## [Consigne]
Repérez dans les enregistrements chaque ligne où figure le mot « Ošetřování », puis recopiez-la.

(Listes d'éléments de mise en page encadrés)
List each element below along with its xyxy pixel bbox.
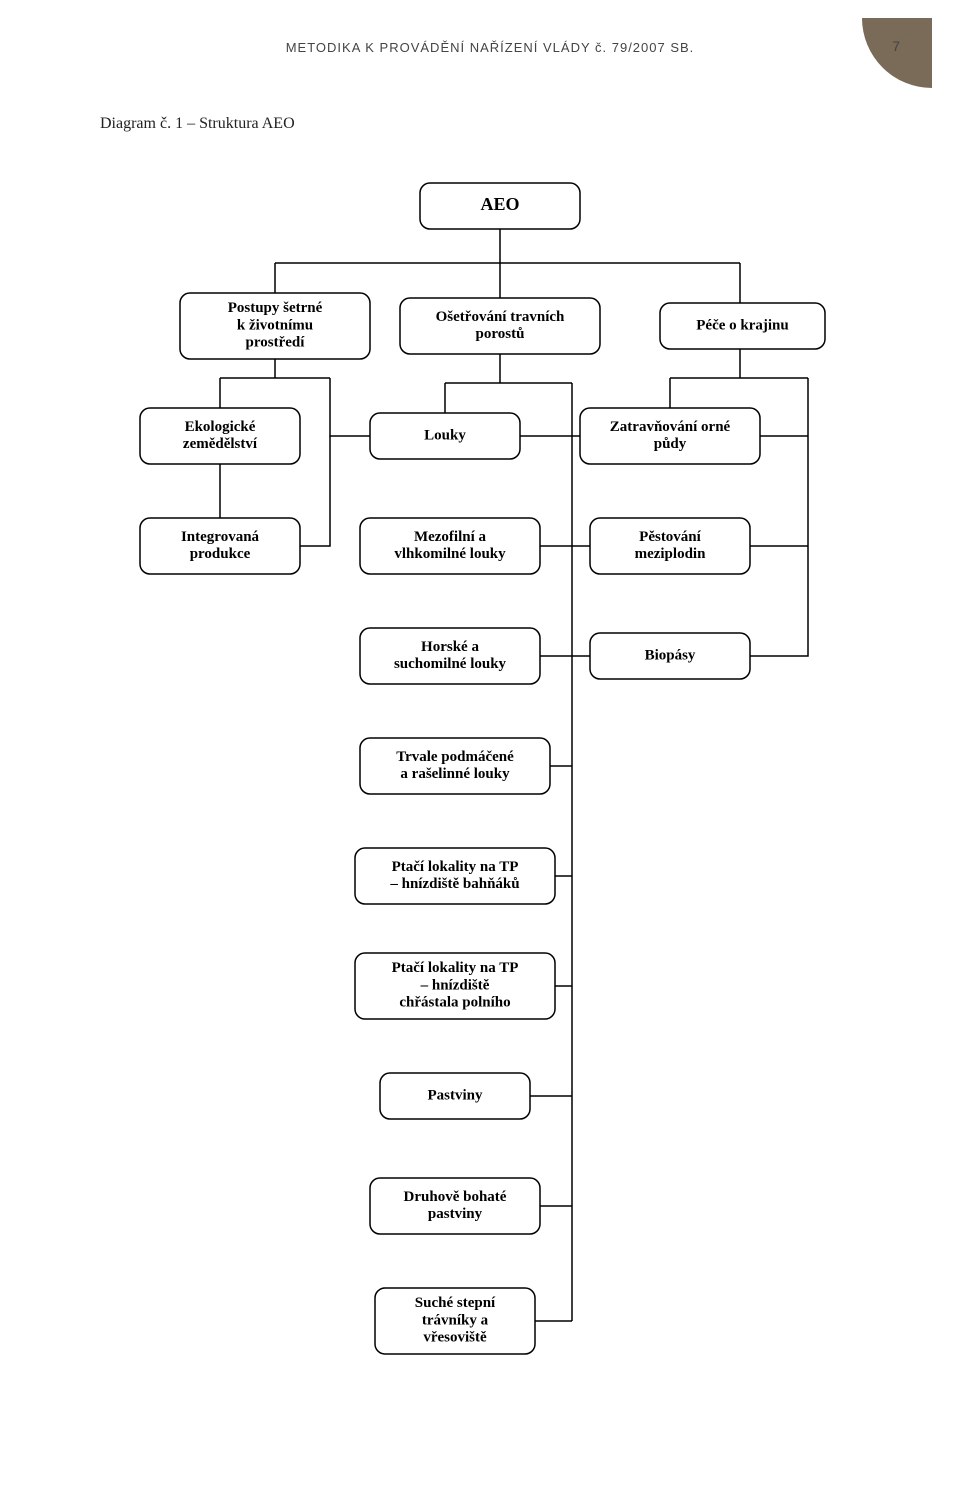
svg-text:prostředí: prostředí <box>246 335 306 351</box>
node-aeo: AEO <box>420 183 580 229</box>
svg-text:– hnízdiště: – hnízdiště <box>420 977 490 993</box>
svg-text:porostů: porostů <box>476 326 525 342</box>
svg-text:chřástala polního: chřástala polního <box>399 995 510 1011</box>
node-ptaci1: Ptačí lokality na TP– hnízdiště bahňáků <box>355 848 555 904</box>
node-biopasy: Biopásy <box>590 633 750 679</box>
svg-text:meziplodin: meziplodin <box>635 546 706 562</box>
org-chart: AEO Postupy šetrnék životnímu prostředí Oše… <box>100 153 880 1443</box>
svg-text:Trvale podmáčené: Trvale podmáčené <box>396 749 514 765</box>
node-pece: Péče o krajinu <box>660 303 825 349</box>
svg-text:pastviny: pastviny <box>428 1206 483 1222</box>
svg-text:Mezofilní a: Mezofilní a <box>414 529 487 545</box>
node-postupy: Postupy šetrnék životnímu prostředí <box>180 293 370 359</box>
svg-text:Ekologické: Ekologické <box>185 419 256 435</box>
node-osetrovani: Ošetřování travníchporostů <box>400 298 600 354</box>
svg-text:Ptačí lokality na TP: Ptačí lokality na TP <box>392 960 519 976</box>
node-horske: Horské asuchomilné louky <box>360 628 540 684</box>
svg-text:Pastviny: Pastviny <box>427 1087 483 1103</box>
svg-text:Horské a: Horské a <box>421 639 479 655</box>
diagram-caption: Diagram č. 1 – Struktura AEO <box>100 115 880 133</box>
svg-text:Biopásy: Biopásy <box>645 647 696 663</box>
svg-text:Pěstování: Pěstování <box>639 529 701 545</box>
svg-text:k životnímu: k životnímu <box>237 317 313 333</box>
svg-text:Druhově bohaté: Druhově bohaté <box>404 1189 507 1205</box>
node-pastviny: Pastviny <box>380 1073 530 1119</box>
svg-text:AEO: AEO <box>480 194 519 214</box>
connector <box>275 229 740 303</box>
svg-text:vřesoviště: vřesoviště <box>423 1330 487 1346</box>
svg-text:Louky: Louky <box>424 427 466 443</box>
svg-text:půdy: půdy <box>654 436 687 452</box>
svg-text:suchomilné louky: suchomilné louky <box>394 656 507 672</box>
page: METODIKA K PROVÁDĚNÍ NAŘÍZENÍ VLÁDY č. 7… <box>0 0 960 1490</box>
node-suche: Suché stepnítrávníky a vřesoviště <box>375 1288 535 1354</box>
connector <box>445 354 572 413</box>
node-louky: Louky <box>370 413 520 459</box>
svg-text:produkce: produkce <box>190 546 251 562</box>
svg-text:trávníky a: trávníky a <box>422 1312 489 1328</box>
node-trvale: Trvale podmáčenéa rašelinné louky <box>360 738 550 794</box>
svg-text:Zatravňování orné: Zatravňování orné <box>610 419 731 435</box>
node-mezo: Mezofilní avlhkomilné louky <box>360 518 540 574</box>
svg-text:Postupy šetrné: Postupy šetrné <box>228 300 323 316</box>
svg-text:– hnízdiště bahňáků: – hnízdiště bahňáků <box>389 876 519 892</box>
svg-text:vlhkomilné louky: vlhkomilné louky <box>394 546 506 562</box>
node-pest: Pěstovánímeziplodin <box>590 518 750 574</box>
node-integ: Integrovanáprodukce <box>140 518 300 574</box>
svg-text:Integrovaná: Integrovaná <box>181 529 260 545</box>
node-zatrav: Zatravňování ornépůdy <box>580 408 760 464</box>
connector <box>670 349 808 656</box>
svg-text:a rašelinné louky: a rašelinné louky <box>400 766 510 782</box>
running-header: METODIKA K PROVÁDĚNÍ NAŘÍZENÍ VLÁDY č. 7… <box>100 40 880 55</box>
svg-text:Ptačí lokality na TP: Ptačí lokality na TP <box>392 859 519 875</box>
svg-text:zemědělství: zemědělství <box>183 436 258 452</box>
page-number: 7 <box>892 38 900 54</box>
node-eko: Ekologickézemědělství <box>140 408 300 464</box>
svg-text:Péče o krajinu: Péče o krajinu <box>696 317 788 333</box>
svg-text:Suché stepní: Suché stepní <box>415 1295 496 1311</box>
node-druhove: Druhově bohatépastviny <box>370 1178 540 1234</box>
node-ptaci2: Ptačí lokality na TP– hnízdiště chřástala… <box>355 953 555 1019</box>
svg-text:Ošetřování travních: Ošetřování travních <box>436 309 565 325</box>
connector <box>300 436 330 546</box>
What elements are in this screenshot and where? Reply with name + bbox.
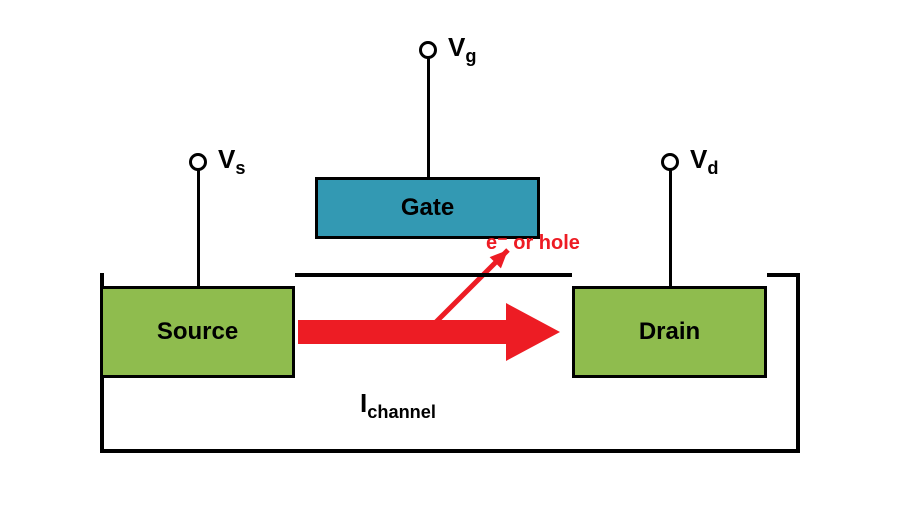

## [Résultat obtenu]
node-osetrovani: Ošetřování travníchporostů <box>400 298 600 354</box>
svg-text:Ošetřování travních: Ošetřování travních <box>436 309 565 325</box>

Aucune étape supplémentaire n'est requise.